REQUIREMENTS
Each entry here needs to be set down again exactly, please; pictures are left out.

*** DATA EXCERPTS ***

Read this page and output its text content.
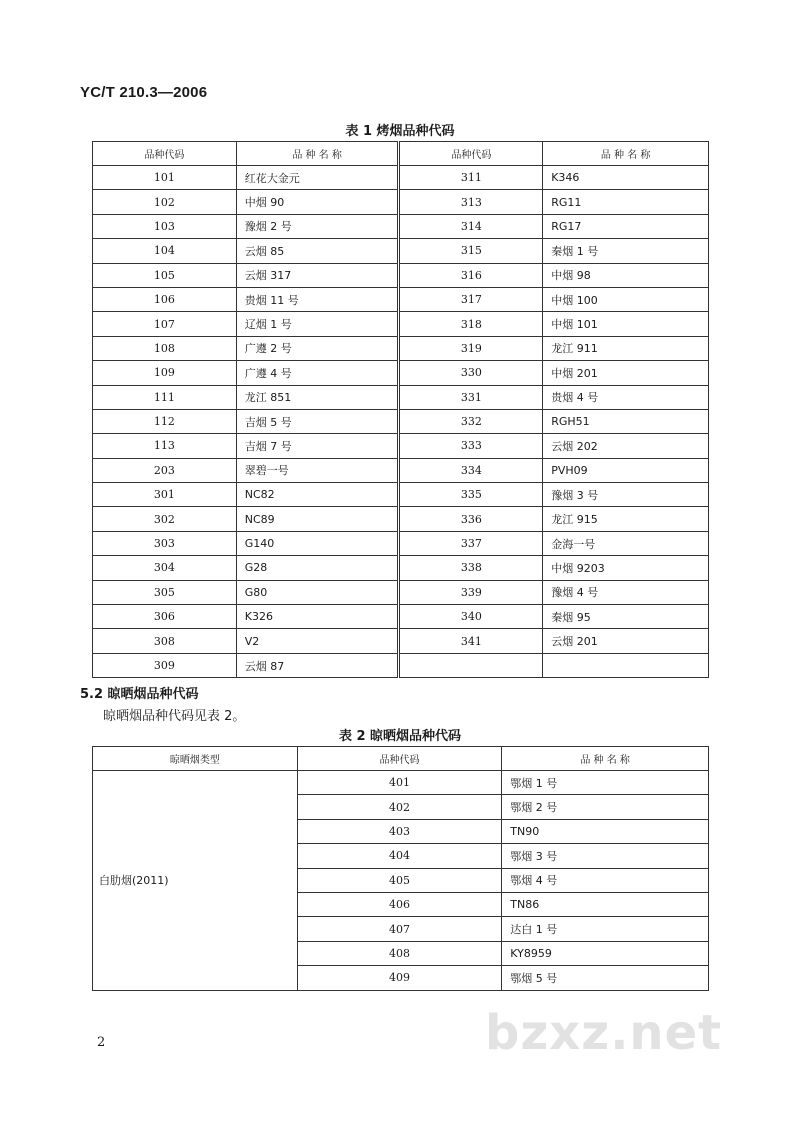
YC/T 210.3—2006
表 1 烤烟品种代码
品种代码	品 种 名 称	品种代码	品 种 名 称
101	红花大金元	311	K346
102	中烟 90	313	RG11
103	豫烟 2 号	314	RG17
104	云烟 85	315	秦烟 1 号
105	云烟 317	316	中烟 98
106	贵烟 11 号	317	中烟 100
107	辽烟 1 号	318	中烟 101
108	广遵 2 号	319	龙江 911
109	广遵 4 号	330	中烟 201
111	龙江 851	331	贵烟 4 号
112	吉烟 5 号	332	RGH51
113	吉烟 7 号	333	云烟 202
203	翠碧一号	334	PVH09
301	NC82	335	豫烟 3 号
302	NC89	336	龙江 915
303	G140	337	金海一号
304	G28	338	中烟 9203
305	G80	339	豫烟 4 号
306	K326	340	秦烟 95
308	V2	341	云烟 201
309	云烟 87		
5.2 晾晒烟品种代码
晾晒烟品种代码见表 2。
表 2 晾晒烟品种代码
晾晒烟类型	品种代码	品 种 名 称
白肋烟(2011)	401	鄂烟 1 号
	402	鄂烟 2 号
	403	TN90
	404	鄂烟 3 号
	405	鄂烟 4 号
	406	TN86
	407	达白 1 号
	408	KY8959
	409	鄂烟 5 号
2	bzxz.net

***

PROBLEM SOLUTION
Read this page and output its text content.
YC/T 210.3—2006
表 1 烤烟品种代码
品种代码	品 种 名 称	品种代码	品 种 名 称
101	红花大金元	311	K346
102	中烟 90	313	RG11
103	豫烟 2 号	314	RG17
104	云烟 85	315	秦烟 1 号
105	云烟 317	316	中烟 98
106	贵烟 11 号	317	中烟 100
107	辽烟 1 号	318	中烟 101
108	广遵 2 号	319	龙江 911
109	广遵 4 号	330	中烟 201
111	龙江 851	331	贵烟 4 号
112	吉烟 5 号	332	RGH51
113	吉烟 7 号	333	云烟 202
203	翠碧一号	334	PVH09
301	NC82	335	豫烟 3 号
302	NC89	336	龙江 915
303	G140	337	金海一号
304	G28	338	中烟 9203
305	G80	339	豫烟 4 号
306	K326	340	秦烟 95
308	V2	341	云烟 201
309	云烟 87		
5.2 晾晒烟品种代码
晾晒烟品种代码见表 2。
表 2 晾晒烟品种代码
晾晒烟类型	品种代码	品 种 名 称
白肋烟(2011)	401	鄂烟 1 号
	402	鄂烟 2 号
	403	TN90
	404	鄂烟 3 号
	405	鄂烟 4 号
	406	TN86
	407	达白 1 号
	408	KY8959
	409	鄂烟 5 号
2	bzxz.net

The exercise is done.